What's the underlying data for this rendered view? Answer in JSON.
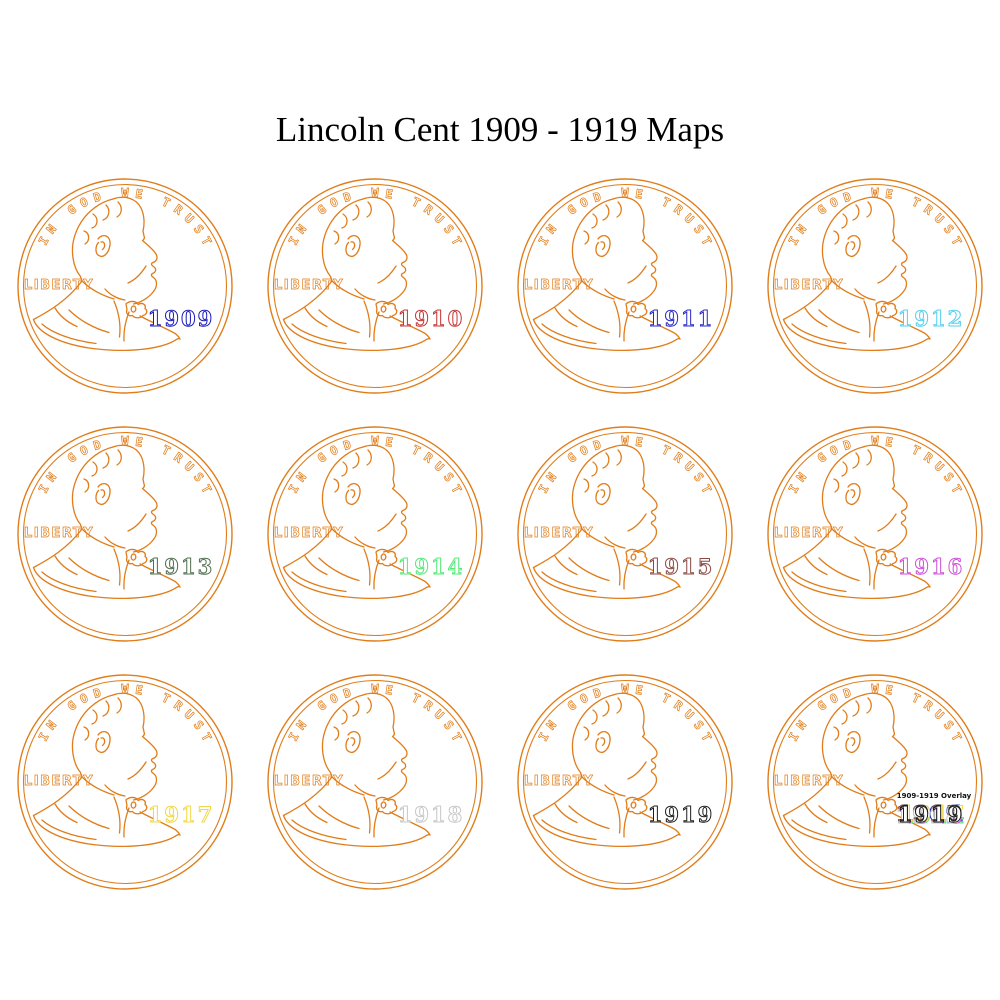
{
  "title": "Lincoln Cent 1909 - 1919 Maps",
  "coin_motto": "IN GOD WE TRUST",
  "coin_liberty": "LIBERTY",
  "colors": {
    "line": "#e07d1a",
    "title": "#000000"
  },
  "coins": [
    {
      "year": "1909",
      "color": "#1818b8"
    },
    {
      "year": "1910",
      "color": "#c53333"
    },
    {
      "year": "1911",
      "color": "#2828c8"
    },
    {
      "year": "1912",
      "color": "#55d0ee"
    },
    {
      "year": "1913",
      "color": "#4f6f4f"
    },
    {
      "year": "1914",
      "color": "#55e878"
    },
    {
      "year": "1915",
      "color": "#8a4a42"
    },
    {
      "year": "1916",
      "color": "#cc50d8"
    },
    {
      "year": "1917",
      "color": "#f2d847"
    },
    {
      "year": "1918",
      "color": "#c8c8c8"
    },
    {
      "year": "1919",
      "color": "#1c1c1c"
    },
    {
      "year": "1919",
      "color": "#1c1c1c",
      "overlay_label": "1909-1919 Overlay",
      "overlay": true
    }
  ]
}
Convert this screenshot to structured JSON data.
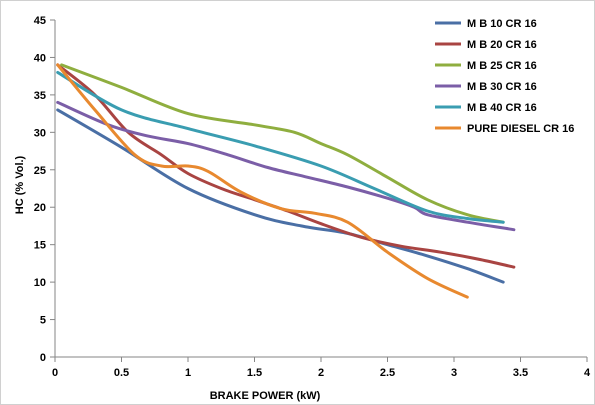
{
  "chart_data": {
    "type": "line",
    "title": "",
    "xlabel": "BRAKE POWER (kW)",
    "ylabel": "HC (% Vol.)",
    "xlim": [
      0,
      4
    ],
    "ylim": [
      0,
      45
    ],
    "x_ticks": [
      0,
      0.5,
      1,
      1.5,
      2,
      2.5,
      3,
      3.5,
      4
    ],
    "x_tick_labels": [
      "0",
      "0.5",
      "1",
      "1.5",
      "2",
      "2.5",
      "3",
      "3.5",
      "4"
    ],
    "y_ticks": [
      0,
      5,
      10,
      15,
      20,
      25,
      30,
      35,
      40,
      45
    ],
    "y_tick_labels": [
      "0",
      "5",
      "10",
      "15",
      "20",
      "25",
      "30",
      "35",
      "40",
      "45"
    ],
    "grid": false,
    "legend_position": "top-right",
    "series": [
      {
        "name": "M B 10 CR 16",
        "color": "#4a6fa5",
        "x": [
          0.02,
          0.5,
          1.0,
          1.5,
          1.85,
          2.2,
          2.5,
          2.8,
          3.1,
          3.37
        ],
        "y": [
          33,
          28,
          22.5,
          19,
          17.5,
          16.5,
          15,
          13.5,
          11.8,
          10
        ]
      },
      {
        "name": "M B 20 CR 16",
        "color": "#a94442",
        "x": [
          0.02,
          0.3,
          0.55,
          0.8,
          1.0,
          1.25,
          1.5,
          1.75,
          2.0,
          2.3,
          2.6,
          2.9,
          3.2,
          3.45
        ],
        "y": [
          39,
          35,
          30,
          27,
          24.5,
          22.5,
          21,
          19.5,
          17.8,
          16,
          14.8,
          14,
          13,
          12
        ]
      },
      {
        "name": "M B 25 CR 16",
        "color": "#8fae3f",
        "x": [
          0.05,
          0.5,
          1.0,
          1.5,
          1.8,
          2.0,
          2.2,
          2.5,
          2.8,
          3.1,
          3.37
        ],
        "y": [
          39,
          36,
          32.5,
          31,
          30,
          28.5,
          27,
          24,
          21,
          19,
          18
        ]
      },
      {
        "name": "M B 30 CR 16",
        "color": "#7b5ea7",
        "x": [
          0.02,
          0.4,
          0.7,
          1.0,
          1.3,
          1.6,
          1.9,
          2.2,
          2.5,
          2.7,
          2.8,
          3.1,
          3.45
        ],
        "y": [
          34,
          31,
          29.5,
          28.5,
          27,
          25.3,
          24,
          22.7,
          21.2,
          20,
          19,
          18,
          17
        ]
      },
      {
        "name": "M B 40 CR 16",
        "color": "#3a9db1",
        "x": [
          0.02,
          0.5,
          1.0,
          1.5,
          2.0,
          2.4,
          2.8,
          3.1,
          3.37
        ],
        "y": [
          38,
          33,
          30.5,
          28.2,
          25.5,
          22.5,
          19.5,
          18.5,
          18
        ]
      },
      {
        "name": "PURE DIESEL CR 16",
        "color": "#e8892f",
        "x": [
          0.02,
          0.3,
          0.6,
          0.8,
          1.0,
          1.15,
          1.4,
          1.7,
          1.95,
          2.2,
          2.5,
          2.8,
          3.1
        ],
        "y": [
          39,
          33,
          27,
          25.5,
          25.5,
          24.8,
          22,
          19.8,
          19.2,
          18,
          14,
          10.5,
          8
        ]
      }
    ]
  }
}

Problem requirements: Make a word-for-word copy of the entries, without any pictures.

Output:
What's the underlying data for this rendered view? Answer in JSON.
{
  "title": "Lincoln Cent 1909 - 1919 Maps",
  "coin_motto": "IN GOD WE TRUST",
  "coin_liberty": "LIBERTY",
  "colors": {
    "line": "#e07d1a",
    "title": "#000000"
  },
  "coins": [
    {
      "year": "1909",
      "color": "#1818b8"
    },
    {
      "year": "1910",
      "color": "#c53333"
    },
    {
      "year": "1911",
      "color": "#2828c8"
    },
    {
      "year": "1912",
      "color": "#55d0ee"
    },
    {
      "year": "1913",
      "color": "#4f6f4f"
    },
    {
      "year": "1914",
      "color": "#55e878"
    },
    {
      "year": "1915",
      "color": "#8a4a42"
    },
    {
      "year": "1916",
      "color": "#cc50d8"
    },
    {
      "year": "1917",
      "color": "#f2d847"
    },
    {
      "year": "1918",
      "color": "#c8c8c8"
    },
    {
      "year": "1919",
      "color": "#1c1c1c"
    },
    {
      "year": "1919",
      "color": "#1c1c1c",
      "overlay_label": "1909-1919 Overlay",
      "overlay": true
    }
  ]
}
Convert this screenshot to structured JSON data.
{
  "chart_data": {
    "type": "line",
    "title": "",
    "xlabel": "BRAKE POWER (kW)",
    "ylabel": "HC (% Vol.)",
    "xlim": [
      0,
      4
    ],
    "ylim": [
      0,
      45
    ],
    "x_ticks": [
      0,
      0.5,
      1,
      1.5,
      2,
      2.5,
      3,
      3.5,
      4
    ],
    "x_tick_labels": [
      "0",
      "0.5",
      "1",
      "1.5",
      "2",
      "2.5",
      "3",
      "3.5",
      "4"
    ],
    "y_ticks": [
      0,
      5,
      10,
      15,
      20,
      25,
      30,
      35,
      40,
      45
    ],
    "y_tick_labels": [
      "0",
      "5",
      "10",
      "15",
      "20",
      "25",
      "30",
      "35",
      "40",
      "45"
    ],
    "grid": false,
    "legend_position": "top-right",
    "series": [
      {
        "name": "M B 10 CR 16",
        "color": "#4a6fa5",
        "x": [
          0.02,
          0.5,
          1.0,
          1.5,
          1.85,
          2.2,
          2.5,
          2.8,
          3.1,
          3.37
        ],
        "y": [
          33,
          28,
          22.5,
          19,
          17.5,
          16.5,
          15,
          13.5,
          11.8,
          10
        ]
      },
      {
        "name": "M B 20 CR 16",
        "color": "#a94442",
        "x": [
          0.02,
          0.3,
          0.55,
          0.8,
          1.0,
          1.25,
          1.5,
          1.75,
          2.0,
          2.3,
          2.6,
          2.9,
          3.2,
          3.45
        ],
        "y": [
          39,
          35,
          30,
          27,
          24.5,
          22.5,
          21,
          19.5,
          17.8,
          16,
          14.8,
          14,
          13,
          12
        ]
      },
      {
        "name": "M B 25 CR 16",
        "color": "#8fae3f",
        "x": [
          0.05,
          0.5,
          1.0,
          1.5,
          1.8,
          2.0,
          2.2,
          2.5,
          2.8,
          3.1,
          3.37
        ],
        "y": [
          39,
          36,
          32.5,
          31,
          30,
          28.5,
          27,
          24,
          21,
          19,
          18
        ]
      },
      {
        "name": "M B 30 CR 16",
        "color": "#7b5ea7",
        "x": [
          0.02,
          0.4,
          0.7,
          1.0,
          1.3,
          1.6,
          1.9,
          2.2,
          2.5,
          2.7,
          2.8,
          3.1,
          3.45
        ],
        "y": [
          34,
          31,
          29.5,
          28.5,
          27,
          25.3,
          24,
          22.7,
          21.2,
          20,
          19,
          18,
          17
        ]
      },
      {
        "name": "M B 40 CR 16",
        "color": "#3a9db1",
        "x": [
          0.02,
          0.5,
          1.0,
          1.5,
          2.0,
          2.4,
          2.8,
          3.1,
          3.37
        ],
        "y": [
          38,
          33,
          30.5,
          28.2,
          25.5,
          22.5,
          19.5,
          18.5,
          18
        ]
      },
      {
        "name": "PURE DIESEL CR 16",
        "color": "#e8892f",
        "x": [
          0.02,
          0.3,
          0.6,
          0.8,
          1.0,
          1.15,
          1.4,
          1.7,
          1.95,
          2.2,
          2.5,
          2.8,
          3.1
        ],
        "y": [
          39,
          33,
          27,
          25.5,
          25.5,
          24.8,
          22,
          19.8,
          19.2,
          18,
          14,
          10.5,
          8
        ]
      }
    ]
  }
}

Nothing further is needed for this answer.